● **Direction**: Collect each line of the records containing the string "bottom".

● **Input**:
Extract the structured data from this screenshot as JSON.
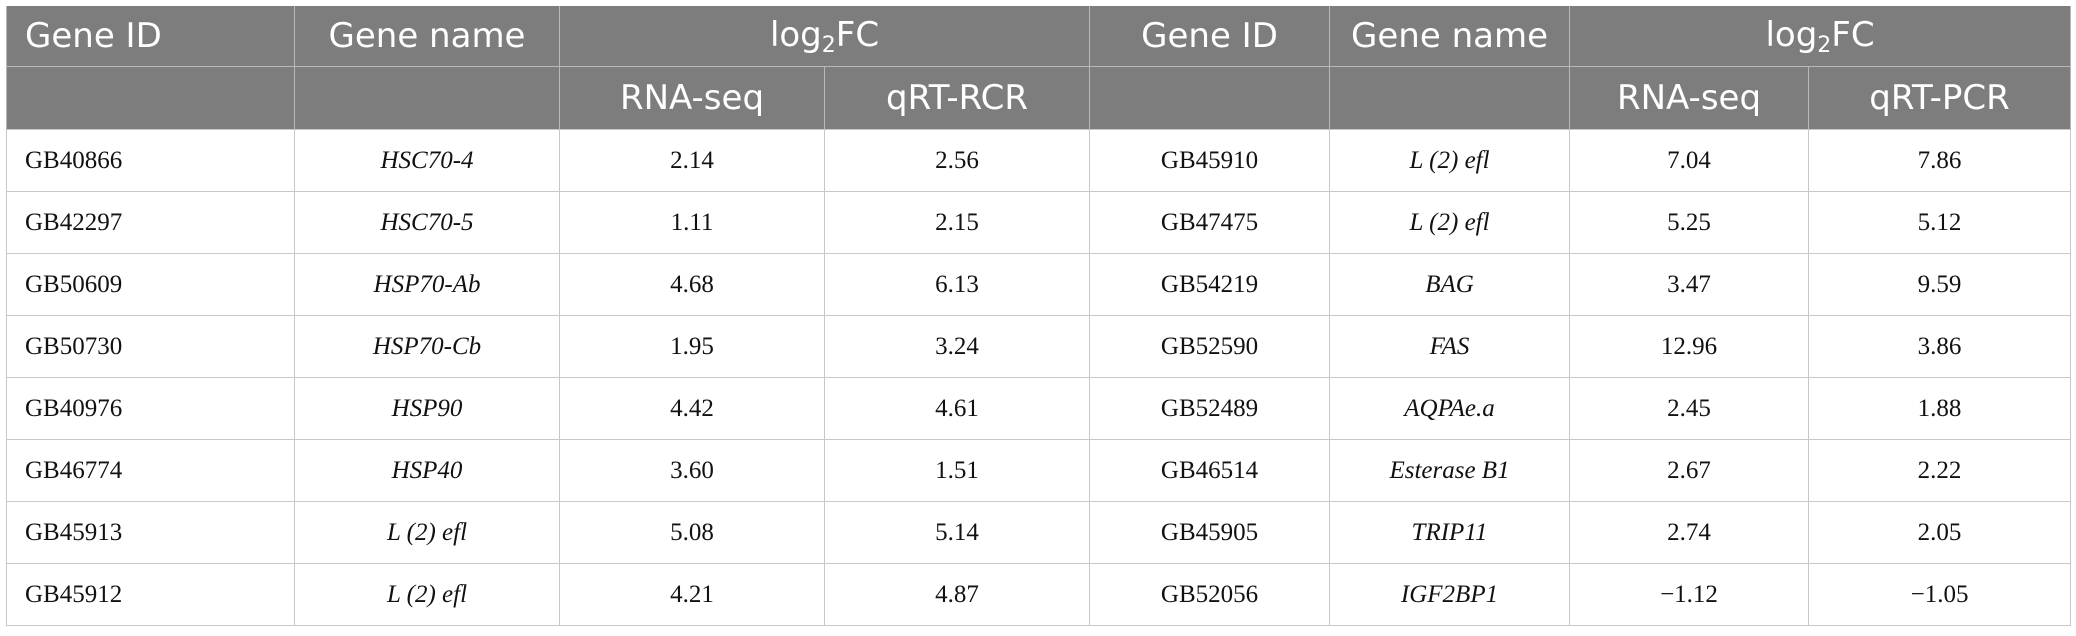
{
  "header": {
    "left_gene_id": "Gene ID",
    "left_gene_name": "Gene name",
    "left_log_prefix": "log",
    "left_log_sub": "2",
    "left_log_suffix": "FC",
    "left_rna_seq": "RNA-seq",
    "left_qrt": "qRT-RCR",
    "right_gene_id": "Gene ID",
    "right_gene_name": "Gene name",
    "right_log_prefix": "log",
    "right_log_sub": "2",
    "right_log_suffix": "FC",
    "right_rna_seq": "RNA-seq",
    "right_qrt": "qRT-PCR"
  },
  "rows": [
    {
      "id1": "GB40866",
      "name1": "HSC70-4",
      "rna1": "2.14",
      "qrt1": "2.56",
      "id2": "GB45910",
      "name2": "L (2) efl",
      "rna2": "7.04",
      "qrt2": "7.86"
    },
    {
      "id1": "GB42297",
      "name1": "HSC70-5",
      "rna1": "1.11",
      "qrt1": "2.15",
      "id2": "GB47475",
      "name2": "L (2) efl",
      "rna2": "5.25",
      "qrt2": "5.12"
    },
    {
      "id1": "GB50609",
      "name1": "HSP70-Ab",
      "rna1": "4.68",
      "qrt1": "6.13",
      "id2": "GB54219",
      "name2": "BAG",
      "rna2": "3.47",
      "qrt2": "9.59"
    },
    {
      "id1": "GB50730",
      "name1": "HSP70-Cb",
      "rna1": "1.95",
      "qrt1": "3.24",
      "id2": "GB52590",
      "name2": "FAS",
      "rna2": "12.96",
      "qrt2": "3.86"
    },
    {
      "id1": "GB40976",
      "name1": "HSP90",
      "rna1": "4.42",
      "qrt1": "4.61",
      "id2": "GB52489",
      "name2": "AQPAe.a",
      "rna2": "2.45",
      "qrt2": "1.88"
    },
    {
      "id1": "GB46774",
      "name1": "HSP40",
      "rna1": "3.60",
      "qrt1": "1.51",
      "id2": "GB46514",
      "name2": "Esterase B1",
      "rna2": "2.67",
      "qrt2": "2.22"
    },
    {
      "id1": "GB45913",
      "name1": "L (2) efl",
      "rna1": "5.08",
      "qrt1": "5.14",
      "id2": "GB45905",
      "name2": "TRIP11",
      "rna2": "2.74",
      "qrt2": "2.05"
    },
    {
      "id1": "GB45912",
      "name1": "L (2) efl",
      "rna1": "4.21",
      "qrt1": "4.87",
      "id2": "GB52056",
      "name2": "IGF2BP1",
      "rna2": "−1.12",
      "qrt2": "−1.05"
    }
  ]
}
==
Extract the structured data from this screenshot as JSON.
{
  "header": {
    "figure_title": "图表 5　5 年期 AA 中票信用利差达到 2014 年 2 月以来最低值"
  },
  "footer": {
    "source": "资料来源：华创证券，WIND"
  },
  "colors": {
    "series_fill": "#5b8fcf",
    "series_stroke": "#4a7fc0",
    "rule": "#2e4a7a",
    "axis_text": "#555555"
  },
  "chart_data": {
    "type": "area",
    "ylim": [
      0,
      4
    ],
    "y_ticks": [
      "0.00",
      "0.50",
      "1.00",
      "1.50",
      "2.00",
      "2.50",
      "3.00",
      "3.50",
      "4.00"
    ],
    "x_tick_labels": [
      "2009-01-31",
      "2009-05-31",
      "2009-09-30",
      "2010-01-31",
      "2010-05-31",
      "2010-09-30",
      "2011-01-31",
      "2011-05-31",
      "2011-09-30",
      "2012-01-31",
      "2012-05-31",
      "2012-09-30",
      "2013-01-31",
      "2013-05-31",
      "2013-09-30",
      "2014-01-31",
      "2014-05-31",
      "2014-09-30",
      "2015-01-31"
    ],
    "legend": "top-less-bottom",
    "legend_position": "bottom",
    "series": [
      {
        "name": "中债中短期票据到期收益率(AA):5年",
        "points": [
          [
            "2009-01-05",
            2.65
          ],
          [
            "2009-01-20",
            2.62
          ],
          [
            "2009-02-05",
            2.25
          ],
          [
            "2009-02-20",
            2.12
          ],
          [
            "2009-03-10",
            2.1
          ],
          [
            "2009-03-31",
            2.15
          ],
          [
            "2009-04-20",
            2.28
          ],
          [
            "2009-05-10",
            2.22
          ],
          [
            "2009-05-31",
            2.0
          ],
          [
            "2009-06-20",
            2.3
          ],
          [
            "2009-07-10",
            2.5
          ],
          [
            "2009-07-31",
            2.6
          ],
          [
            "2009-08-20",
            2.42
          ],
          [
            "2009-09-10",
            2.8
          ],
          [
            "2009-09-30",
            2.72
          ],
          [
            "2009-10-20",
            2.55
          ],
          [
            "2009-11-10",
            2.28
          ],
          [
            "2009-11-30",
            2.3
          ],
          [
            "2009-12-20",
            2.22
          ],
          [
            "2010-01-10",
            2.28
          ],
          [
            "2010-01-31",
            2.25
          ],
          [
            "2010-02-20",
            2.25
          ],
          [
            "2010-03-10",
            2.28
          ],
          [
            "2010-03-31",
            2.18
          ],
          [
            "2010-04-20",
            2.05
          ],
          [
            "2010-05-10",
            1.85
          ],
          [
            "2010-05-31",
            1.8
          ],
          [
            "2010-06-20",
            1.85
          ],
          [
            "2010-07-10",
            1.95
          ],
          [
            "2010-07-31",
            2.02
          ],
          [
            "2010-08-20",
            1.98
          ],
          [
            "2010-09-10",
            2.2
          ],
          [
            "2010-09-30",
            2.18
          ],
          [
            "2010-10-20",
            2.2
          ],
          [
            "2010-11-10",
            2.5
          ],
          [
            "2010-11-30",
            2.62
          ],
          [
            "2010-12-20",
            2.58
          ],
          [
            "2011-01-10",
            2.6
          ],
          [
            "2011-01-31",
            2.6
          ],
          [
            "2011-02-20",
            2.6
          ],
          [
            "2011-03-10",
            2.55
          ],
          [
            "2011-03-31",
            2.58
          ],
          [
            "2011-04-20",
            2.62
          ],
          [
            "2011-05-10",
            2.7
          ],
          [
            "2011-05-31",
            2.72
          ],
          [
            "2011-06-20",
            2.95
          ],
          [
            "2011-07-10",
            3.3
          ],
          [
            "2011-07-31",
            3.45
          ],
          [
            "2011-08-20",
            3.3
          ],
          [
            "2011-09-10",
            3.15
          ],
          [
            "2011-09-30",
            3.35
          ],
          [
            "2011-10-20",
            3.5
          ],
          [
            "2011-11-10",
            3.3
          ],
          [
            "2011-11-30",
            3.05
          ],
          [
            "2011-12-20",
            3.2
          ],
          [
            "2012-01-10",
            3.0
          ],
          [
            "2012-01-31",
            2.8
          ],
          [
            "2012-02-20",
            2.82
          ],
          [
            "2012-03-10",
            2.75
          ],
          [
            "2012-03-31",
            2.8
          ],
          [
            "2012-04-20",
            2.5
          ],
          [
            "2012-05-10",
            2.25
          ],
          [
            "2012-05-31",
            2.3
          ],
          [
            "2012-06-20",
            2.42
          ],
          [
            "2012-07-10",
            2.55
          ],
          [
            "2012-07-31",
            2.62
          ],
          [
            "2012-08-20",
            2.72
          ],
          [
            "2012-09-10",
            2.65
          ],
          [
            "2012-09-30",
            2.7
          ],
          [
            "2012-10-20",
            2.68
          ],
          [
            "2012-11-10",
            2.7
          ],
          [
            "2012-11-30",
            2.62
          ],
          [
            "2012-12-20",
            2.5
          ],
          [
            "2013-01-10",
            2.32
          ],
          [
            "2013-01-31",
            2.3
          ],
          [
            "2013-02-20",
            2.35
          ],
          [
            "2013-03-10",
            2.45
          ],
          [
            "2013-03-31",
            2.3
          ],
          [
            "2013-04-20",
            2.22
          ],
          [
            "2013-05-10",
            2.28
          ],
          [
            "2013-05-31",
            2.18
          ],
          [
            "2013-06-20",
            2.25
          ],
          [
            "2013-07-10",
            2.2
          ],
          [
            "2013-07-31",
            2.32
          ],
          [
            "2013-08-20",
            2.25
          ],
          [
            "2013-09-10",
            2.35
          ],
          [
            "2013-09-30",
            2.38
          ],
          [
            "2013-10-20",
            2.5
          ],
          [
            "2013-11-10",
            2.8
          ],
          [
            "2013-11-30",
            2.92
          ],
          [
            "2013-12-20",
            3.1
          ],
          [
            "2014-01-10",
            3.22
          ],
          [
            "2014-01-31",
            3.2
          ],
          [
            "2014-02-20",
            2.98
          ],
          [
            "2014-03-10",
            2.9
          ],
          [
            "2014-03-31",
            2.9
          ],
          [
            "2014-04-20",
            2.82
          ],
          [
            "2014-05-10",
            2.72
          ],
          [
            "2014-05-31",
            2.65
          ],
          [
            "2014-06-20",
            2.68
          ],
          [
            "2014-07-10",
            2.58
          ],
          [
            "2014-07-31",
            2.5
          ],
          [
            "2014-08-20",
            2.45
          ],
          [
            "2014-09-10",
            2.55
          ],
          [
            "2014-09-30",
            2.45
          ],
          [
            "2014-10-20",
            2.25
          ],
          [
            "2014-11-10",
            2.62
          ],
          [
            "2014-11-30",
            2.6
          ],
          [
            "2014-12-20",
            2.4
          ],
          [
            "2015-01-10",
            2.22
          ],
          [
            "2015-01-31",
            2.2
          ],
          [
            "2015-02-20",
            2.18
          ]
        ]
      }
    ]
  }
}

● **Result of this task**:
    "legend": "top-less-bottom",
    "legend_position": "bottom",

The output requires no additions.